* [Task details] Pick out all lines of the entries that include the word "Probability" and copy them.

______________________________

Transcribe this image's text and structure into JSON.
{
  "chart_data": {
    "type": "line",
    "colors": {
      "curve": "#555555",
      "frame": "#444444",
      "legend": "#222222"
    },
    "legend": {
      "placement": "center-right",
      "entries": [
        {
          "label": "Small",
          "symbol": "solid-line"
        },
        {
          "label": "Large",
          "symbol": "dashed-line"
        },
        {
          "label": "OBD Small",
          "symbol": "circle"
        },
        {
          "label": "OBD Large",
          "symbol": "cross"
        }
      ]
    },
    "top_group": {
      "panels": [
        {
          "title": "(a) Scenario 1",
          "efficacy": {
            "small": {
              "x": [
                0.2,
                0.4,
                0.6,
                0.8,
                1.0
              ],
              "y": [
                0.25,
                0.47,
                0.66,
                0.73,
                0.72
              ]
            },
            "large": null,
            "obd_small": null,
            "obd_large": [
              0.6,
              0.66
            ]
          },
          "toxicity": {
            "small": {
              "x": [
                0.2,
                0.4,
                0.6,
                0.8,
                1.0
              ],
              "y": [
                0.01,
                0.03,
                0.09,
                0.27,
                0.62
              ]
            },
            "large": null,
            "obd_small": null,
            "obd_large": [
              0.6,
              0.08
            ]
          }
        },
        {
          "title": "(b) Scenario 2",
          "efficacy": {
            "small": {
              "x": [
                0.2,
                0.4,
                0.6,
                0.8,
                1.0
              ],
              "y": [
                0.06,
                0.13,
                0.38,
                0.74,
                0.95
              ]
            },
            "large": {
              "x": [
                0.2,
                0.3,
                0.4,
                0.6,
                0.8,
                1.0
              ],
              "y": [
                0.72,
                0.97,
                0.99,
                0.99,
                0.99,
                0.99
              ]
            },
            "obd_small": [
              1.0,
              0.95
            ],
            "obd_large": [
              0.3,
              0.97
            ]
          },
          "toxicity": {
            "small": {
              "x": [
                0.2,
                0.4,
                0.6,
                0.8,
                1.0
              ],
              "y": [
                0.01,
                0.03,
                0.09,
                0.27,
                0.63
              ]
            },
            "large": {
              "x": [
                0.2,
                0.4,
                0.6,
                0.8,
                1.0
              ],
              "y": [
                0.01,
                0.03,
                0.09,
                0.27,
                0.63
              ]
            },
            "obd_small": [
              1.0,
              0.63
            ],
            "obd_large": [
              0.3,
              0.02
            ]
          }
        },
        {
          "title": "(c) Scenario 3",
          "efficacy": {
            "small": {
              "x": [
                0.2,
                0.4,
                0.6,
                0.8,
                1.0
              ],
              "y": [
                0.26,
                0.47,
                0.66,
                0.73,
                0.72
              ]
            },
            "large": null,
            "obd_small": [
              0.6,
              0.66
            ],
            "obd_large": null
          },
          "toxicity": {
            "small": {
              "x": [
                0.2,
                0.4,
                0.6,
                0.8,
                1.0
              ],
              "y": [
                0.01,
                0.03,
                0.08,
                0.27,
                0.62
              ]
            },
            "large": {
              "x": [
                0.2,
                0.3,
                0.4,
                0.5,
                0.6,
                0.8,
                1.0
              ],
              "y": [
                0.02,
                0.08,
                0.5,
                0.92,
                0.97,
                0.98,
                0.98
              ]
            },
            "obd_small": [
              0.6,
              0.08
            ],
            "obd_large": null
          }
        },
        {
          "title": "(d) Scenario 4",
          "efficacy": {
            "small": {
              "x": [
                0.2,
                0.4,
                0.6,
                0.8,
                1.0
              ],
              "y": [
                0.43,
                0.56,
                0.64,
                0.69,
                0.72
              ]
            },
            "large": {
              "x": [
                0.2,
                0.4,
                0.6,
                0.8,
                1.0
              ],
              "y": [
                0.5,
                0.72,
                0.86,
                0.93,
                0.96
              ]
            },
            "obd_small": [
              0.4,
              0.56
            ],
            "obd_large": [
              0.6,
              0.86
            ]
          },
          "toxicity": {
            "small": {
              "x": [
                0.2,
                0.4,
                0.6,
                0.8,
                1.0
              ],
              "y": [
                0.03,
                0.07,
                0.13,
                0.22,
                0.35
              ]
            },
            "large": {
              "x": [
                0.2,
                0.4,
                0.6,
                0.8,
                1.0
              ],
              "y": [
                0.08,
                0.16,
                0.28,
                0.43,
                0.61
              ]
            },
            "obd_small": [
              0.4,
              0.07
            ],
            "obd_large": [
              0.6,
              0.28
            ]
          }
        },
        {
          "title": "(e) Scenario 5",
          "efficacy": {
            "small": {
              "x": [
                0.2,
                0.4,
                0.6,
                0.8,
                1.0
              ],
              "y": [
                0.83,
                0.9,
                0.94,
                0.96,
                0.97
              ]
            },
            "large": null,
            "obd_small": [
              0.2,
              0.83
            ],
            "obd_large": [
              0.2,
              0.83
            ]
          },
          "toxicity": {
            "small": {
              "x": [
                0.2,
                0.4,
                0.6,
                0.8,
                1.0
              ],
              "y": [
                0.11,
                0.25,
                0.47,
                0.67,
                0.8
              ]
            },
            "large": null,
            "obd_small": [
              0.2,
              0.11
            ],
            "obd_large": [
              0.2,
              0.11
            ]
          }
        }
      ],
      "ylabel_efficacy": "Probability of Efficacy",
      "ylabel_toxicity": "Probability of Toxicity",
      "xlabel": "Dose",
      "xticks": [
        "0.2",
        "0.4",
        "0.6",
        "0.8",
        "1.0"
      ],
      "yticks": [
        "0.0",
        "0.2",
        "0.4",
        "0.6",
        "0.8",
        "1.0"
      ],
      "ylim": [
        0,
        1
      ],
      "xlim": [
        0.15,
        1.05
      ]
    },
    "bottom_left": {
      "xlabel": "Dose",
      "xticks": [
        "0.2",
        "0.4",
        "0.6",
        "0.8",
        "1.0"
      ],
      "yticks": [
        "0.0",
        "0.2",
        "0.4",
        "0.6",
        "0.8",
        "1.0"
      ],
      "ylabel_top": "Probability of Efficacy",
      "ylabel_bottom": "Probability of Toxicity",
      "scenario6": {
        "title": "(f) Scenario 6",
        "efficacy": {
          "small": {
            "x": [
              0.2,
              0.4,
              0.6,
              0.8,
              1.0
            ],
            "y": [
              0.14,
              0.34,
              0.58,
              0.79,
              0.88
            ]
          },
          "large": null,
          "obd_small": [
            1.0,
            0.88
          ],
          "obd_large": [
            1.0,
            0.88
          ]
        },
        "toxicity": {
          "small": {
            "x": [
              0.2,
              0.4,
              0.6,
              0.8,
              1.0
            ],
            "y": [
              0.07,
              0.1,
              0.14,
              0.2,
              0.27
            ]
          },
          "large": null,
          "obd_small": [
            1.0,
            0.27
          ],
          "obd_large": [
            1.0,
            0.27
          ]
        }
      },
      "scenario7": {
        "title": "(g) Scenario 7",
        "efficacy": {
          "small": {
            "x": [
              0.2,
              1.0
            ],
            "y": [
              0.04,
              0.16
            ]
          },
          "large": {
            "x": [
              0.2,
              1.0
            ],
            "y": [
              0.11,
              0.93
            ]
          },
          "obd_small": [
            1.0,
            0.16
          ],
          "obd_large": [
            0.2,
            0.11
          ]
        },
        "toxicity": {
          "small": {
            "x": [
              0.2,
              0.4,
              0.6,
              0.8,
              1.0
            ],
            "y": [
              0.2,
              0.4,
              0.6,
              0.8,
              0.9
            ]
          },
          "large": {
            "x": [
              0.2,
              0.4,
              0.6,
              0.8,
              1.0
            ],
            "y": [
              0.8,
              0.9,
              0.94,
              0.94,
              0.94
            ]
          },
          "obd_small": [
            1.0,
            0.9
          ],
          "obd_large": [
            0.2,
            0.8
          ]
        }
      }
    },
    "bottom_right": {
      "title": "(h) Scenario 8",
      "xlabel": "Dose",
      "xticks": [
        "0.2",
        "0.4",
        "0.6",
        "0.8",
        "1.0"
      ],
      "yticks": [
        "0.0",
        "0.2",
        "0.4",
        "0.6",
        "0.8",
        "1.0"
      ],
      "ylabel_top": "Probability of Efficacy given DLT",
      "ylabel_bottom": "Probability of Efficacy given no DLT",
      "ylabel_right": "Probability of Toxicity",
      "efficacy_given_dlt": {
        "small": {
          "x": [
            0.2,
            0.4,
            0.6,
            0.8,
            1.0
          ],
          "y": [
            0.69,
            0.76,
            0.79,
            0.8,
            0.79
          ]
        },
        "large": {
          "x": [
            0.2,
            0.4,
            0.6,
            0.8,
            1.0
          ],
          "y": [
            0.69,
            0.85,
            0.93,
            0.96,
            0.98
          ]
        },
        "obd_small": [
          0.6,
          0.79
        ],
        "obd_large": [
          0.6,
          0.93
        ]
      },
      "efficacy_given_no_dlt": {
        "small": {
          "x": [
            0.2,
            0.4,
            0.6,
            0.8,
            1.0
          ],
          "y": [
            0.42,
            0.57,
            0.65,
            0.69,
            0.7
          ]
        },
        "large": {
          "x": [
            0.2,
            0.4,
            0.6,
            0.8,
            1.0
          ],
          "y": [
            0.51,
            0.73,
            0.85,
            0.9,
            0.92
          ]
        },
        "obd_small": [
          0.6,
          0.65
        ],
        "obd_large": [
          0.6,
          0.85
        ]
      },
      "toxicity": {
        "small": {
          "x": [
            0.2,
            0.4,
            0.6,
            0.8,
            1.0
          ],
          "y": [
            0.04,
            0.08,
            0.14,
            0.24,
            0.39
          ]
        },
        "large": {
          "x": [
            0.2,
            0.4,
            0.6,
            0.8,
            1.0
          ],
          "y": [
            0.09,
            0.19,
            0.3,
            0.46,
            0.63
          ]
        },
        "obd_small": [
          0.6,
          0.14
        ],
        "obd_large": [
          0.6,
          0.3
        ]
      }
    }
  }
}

______________________________

* [Exercise output]
      "ylabel_efficacy": "Probability of Efficacy",
      "ylabel_toxicity": "Probability of Toxicity",
      "ylabel_top": "Probability of Efficacy",
      "ylabel_bottom": "Probability of Toxicity",
      "ylabel_top": "Probability of Efficacy given DLT",
      "ylabel_bottom": "Probability of Efficacy given no DLT",
      "ylabel_right": "Probability of Toxicity",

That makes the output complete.